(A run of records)
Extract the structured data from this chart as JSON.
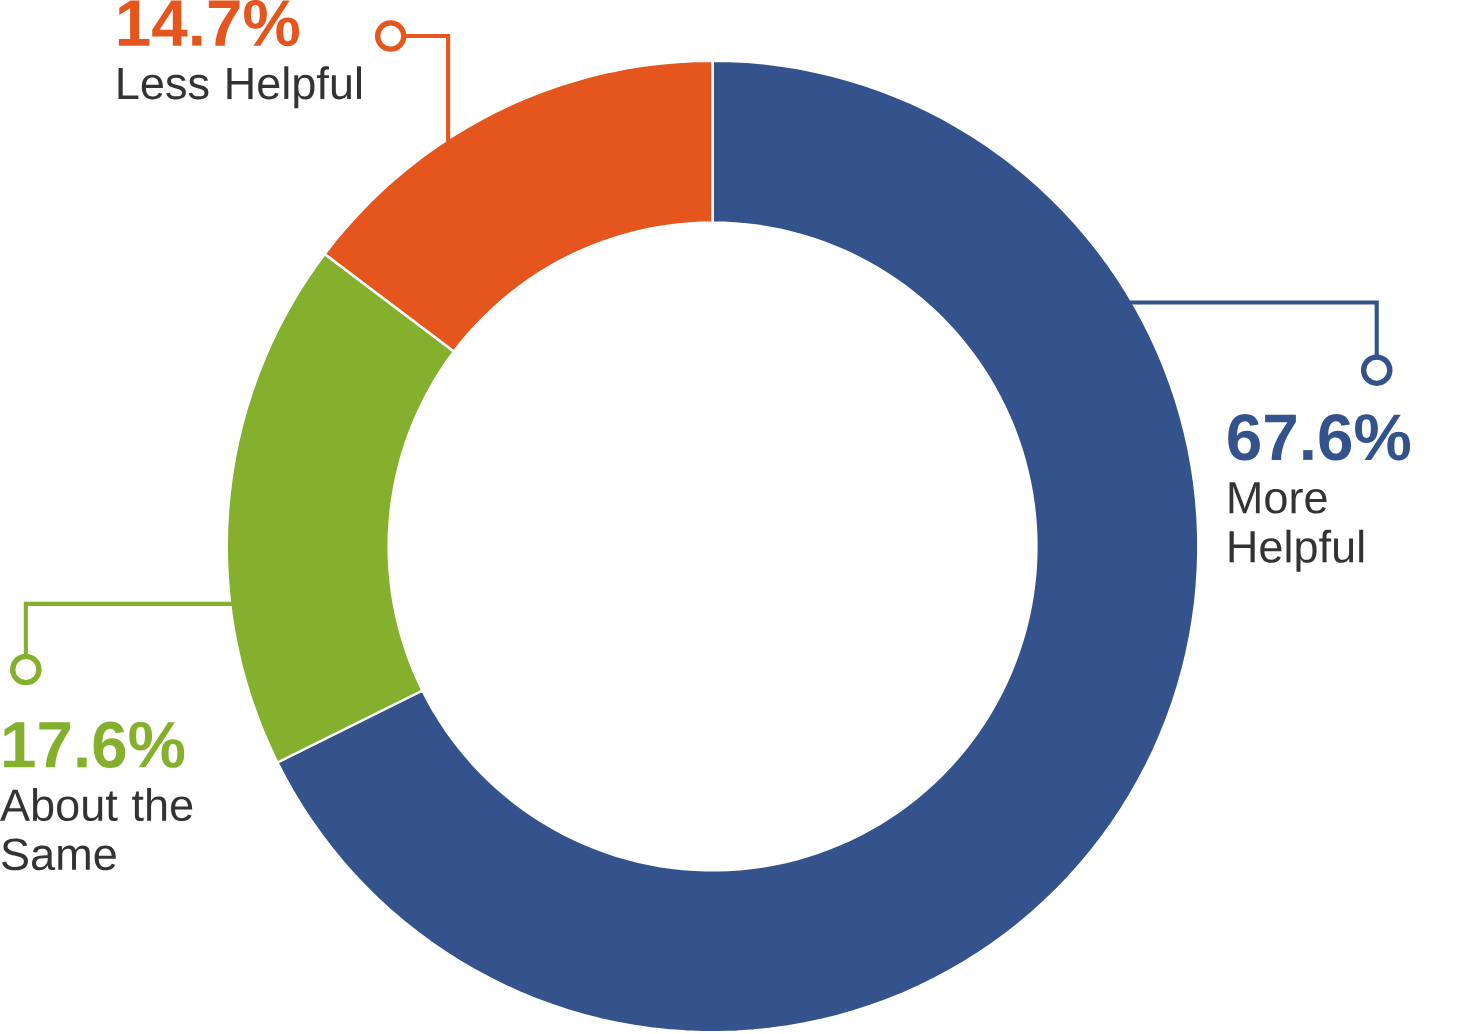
{
  "chart_data": {
    "type": "donut",
    "categories": [
      "More Helpful",
      "About the Same",
      "Less Helpful"
    ],
    "values": [
      67.6,
      17.6,
      14.7
    ],
    "value_labels": [
      "67.6%",
      "17.6%",
      "14.7%"
    ],
    "colors": [
      "#34528c",
      "#84b02d",
      "#e5561f"
    ]
  }
}
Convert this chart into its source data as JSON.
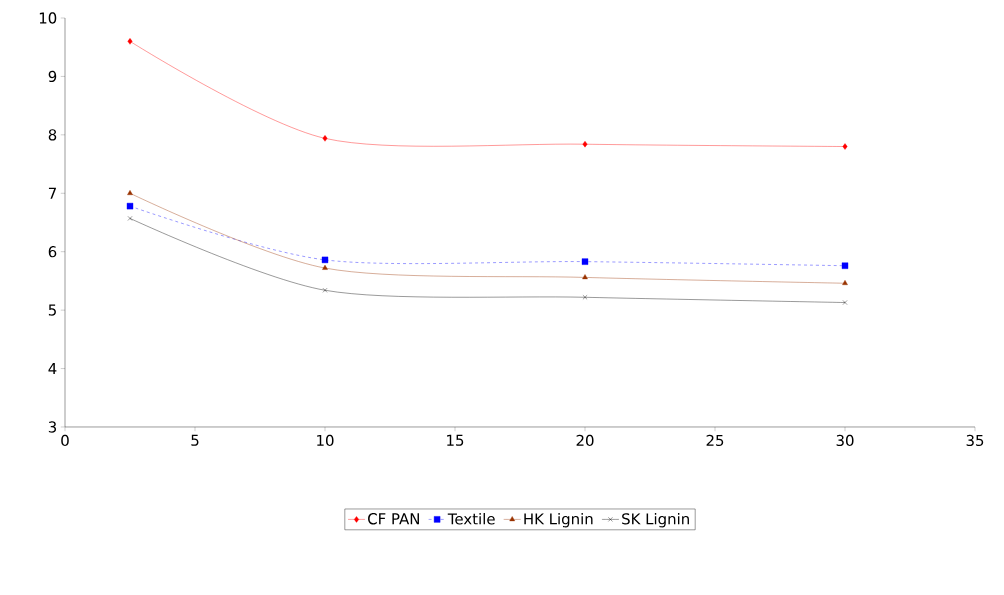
{
  "chart_data": {
    "type": "line",
    "x": [
      2.5,
      10,
      20,
      30
    ],
    "xlim": [
      0,
      35
    ],
    "ylim": [
      3,
      10
    ],
    "xticks": [
      0,
      5,
      10,
      15,
      20,
      25,
      30,
      35
    ],
    "yticks": [
      3,
      4,
      5,
      6,
      7,
      8,
      9,
      10
    ],
    "grid": false,
    "legend": "bottom",
    "series": [
      {
        "name": "CF PAN",
        "color": "#ff0000",
        "values": [
          9.6,
          7.94,
          7.84,
          7.8
        ],
        "marker": "diamond",
        "line_style": "solid"
      },
      {
        "name": "Textile",
        "color": "#0000ff",
        "values": [
          6.78,
          5.86,
          5.83,
          5.76
        ],
        "marker": "square",
        "line_style": "dashed"
      },
      {
        "name": "HK Lignin",
        "color": "#993300",
        "values": [
          7.0,
          5.72,
          5.56,
          5.46
        ],
        "marker": "triangle",
        "line_style": "solid"
      },
      {
        "name": "SK Lignin",
        "color": "#000000",
        "values": [
          6.57,
          5.34,
          5.22,
          5.13
        ],
        "marker": "cross",
        "line_style": "solid"
      }
    ]
  }
}
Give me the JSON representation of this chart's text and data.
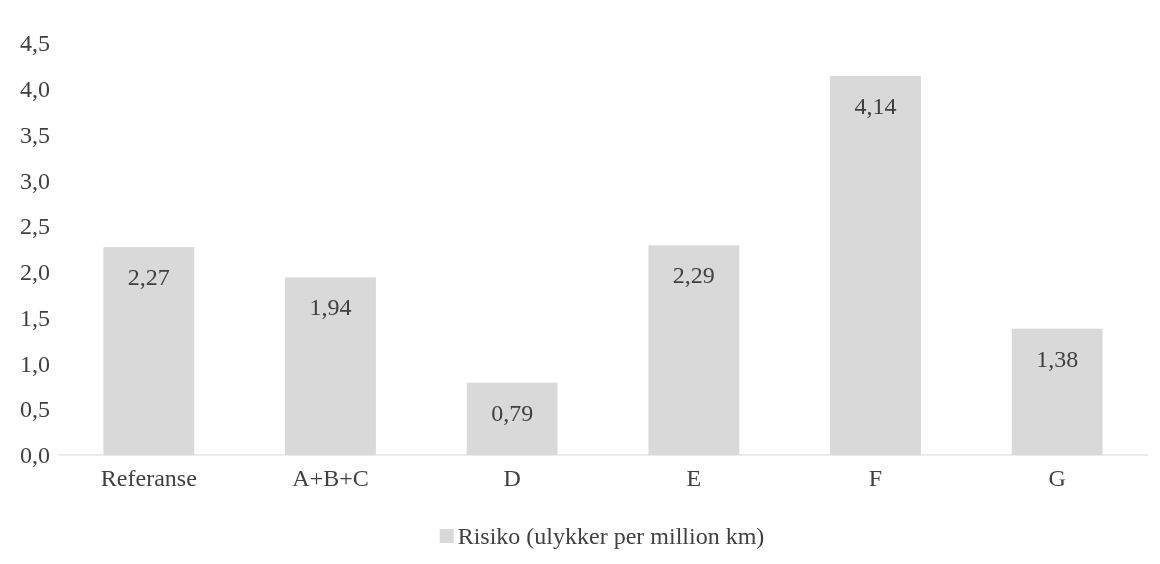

▶ [TASK PROMPT]
Leave the pictures out and copy the rest of the data exactly.

▶ [ANSWER IN FULL]
Extract the structured data from this chart as JSON.
{
  "chart_data": {
    "type": "donut",
    "categories": [
      "More Helpful",
      "About the Same",
      "Less Helpful"
    ],
    "values": [
      67.6,
      17.6,
      14.7
    ],
    "value_labels": [
      "67.6%",
      "17.6%",
      "14.7%"
    ],
    "colors": [
      "#34528c",
      "#84b02d",
      "#e5561f"
    ]
  }
}
Convert this chart into its source data as JSON.
{
  "chart_data": {
    "type": "line",
    "x": [
      2.5,
      10,
      20,
      30
    ],
    "xlim": [
      0,
      35
    ],
    "ylim": [
      3,
      10
    ],
    "xticks": [
      0,
      5,
      10,
      15,
      20,
      25,
      30,
      35
    ],
    "yticks": [
      3,
      4,
      5,
      6,
      7,
      8,
      9,
      10
    ],
    "grid": false,
    "legend": "bottom",
    "series": [
      {
        "name": "CF PAN",
        "color": "#ff0000",
        "values": [
          9.6,
          7.94,
          7.84,
          7.8
        ],
        "marker": "diamond",
        "line_style": "solid"
      },
      {
        "name": "Textile",
        "color": "#0000ff",
        "values": [
          6.78,
          5.86,
          5.83,
          5.76
        ],
        "marker": "square",
        "line_style": "dashed"
      },
      {
        "name": "HK Lignin",
        "color": "#993300",
        "values": [
          7.0,
          5.72,
          5.56,
          5.46
        ],
        "marker": "triangle",
        "line_style": "solid"
      },
      {
        "name": "SK Lignin",
        "color": "#000000",
        "values": [
          6.57,
          5.34,
          5.22,
          5.13
        ],
        "marker": "cross",
        "line_style": "solid"
      }
    ]
  }
}
Give me the JSON representation of this chart's text and data.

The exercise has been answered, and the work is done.